● REQUIREMENT: Only the lines from the one containing "Extract the chart's" to the end of the records should be written out, exactly and with both ends included; pictures are excluded.

● ● ●

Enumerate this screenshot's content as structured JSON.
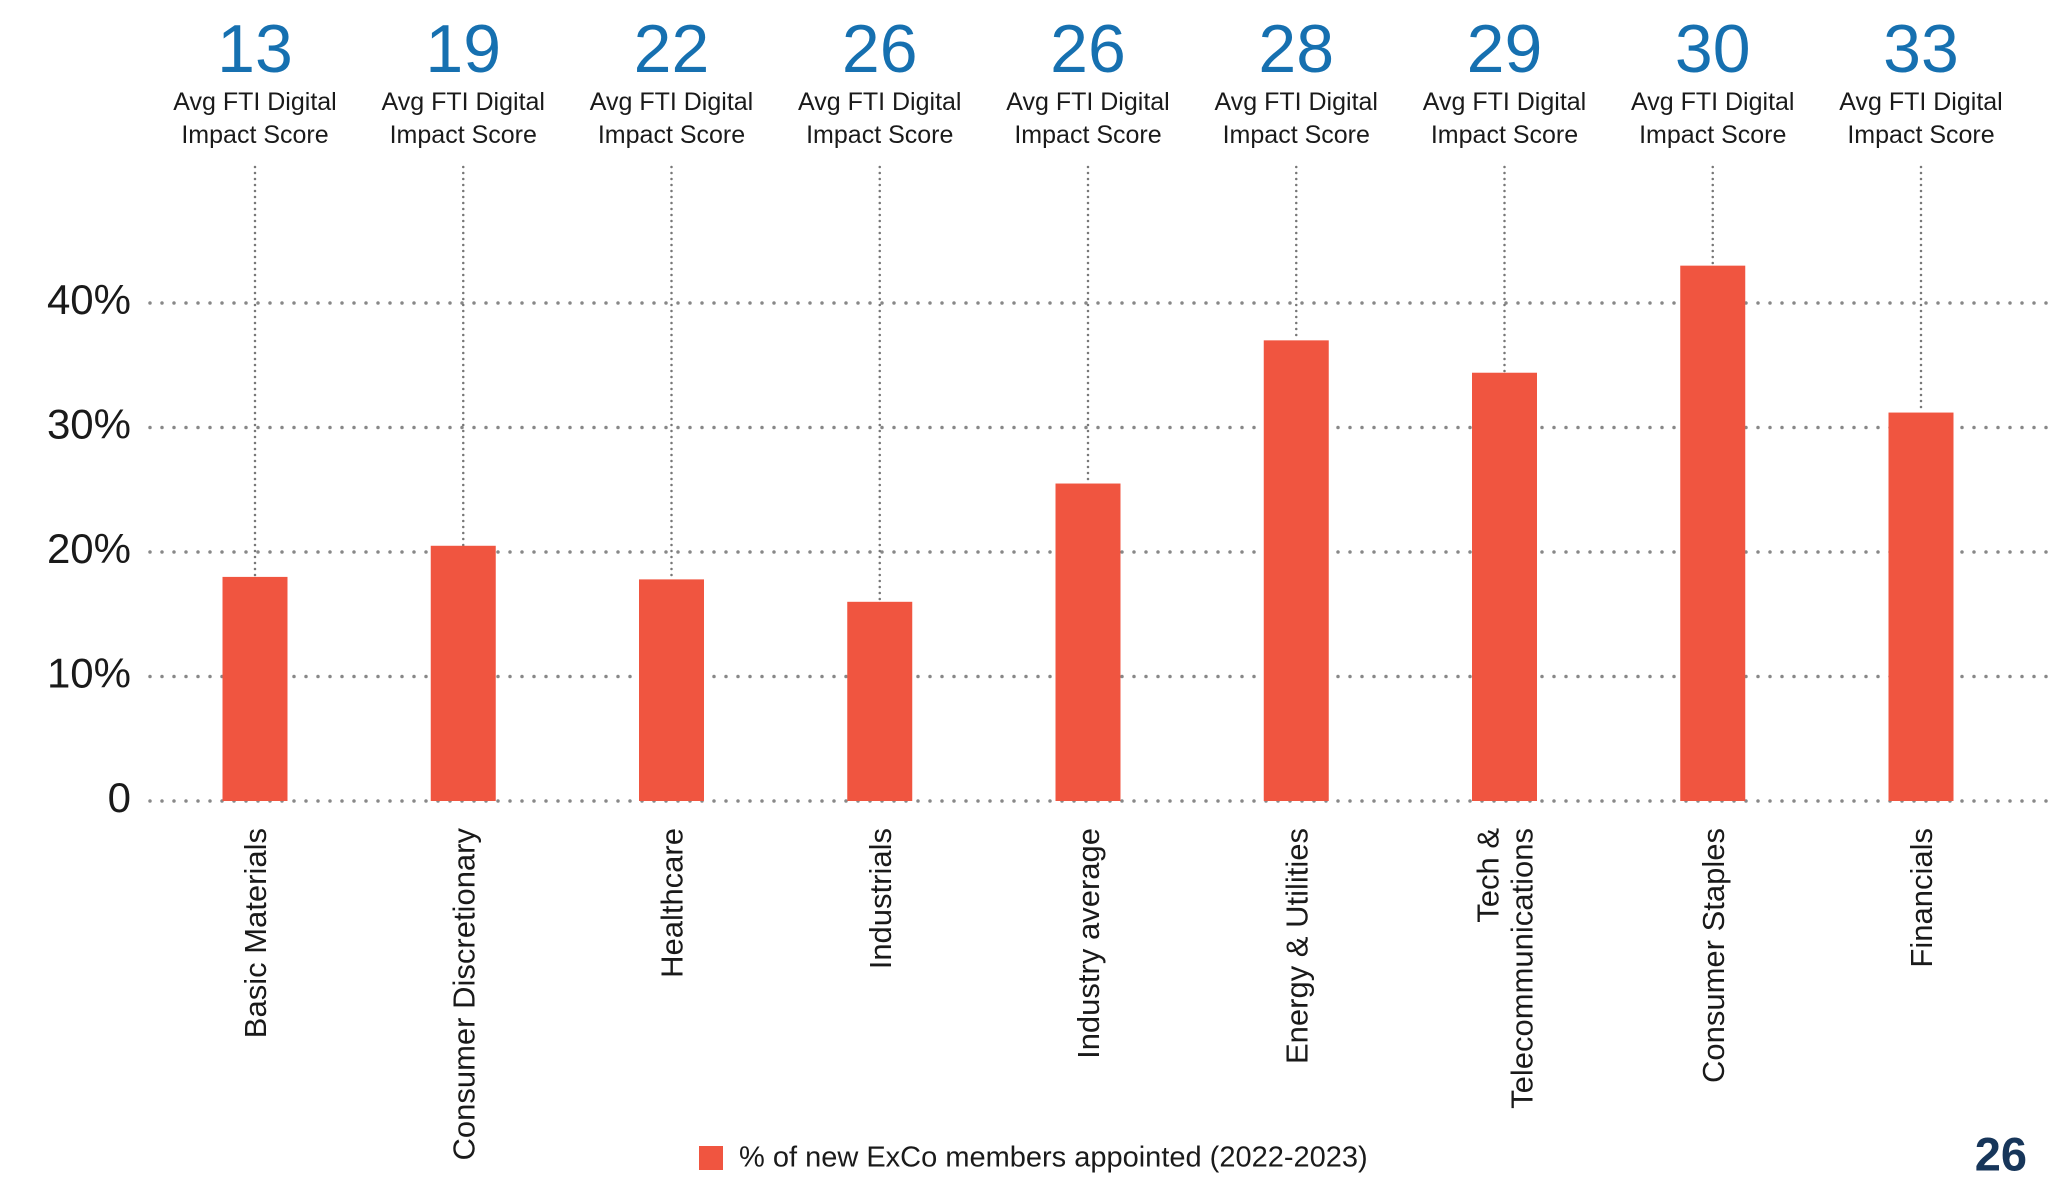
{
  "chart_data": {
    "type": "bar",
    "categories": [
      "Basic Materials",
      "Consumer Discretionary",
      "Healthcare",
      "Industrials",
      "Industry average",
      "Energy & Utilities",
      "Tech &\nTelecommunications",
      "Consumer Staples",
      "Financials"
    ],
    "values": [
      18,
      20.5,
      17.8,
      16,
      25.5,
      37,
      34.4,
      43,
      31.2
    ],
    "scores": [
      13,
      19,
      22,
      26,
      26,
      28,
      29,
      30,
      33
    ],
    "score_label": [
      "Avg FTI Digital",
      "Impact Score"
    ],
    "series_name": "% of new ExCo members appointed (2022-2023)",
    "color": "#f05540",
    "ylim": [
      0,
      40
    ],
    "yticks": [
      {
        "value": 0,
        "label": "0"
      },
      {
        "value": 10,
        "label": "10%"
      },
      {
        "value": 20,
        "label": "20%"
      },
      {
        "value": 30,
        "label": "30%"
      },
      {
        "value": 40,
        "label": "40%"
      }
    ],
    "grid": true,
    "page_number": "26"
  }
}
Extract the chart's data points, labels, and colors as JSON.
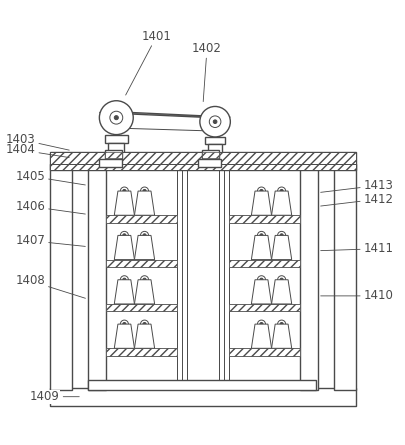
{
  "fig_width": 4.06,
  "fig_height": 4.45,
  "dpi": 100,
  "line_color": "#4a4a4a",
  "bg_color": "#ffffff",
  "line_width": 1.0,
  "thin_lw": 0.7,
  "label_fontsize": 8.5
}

● ● ●

● RIGHT ANSWER:
Extract the chart's data points, labels, and colors as JSON.
{
  "fig_width": 4.06,
  "fig_height": 4.45,
  "dpi": 100,
  "line_color": "#4a4a4a",
  "bg_color": "#ffffff",
  "line_width": 1.0,
  "thin_lw": 0.7,
  "label_fontsize": 8.5
}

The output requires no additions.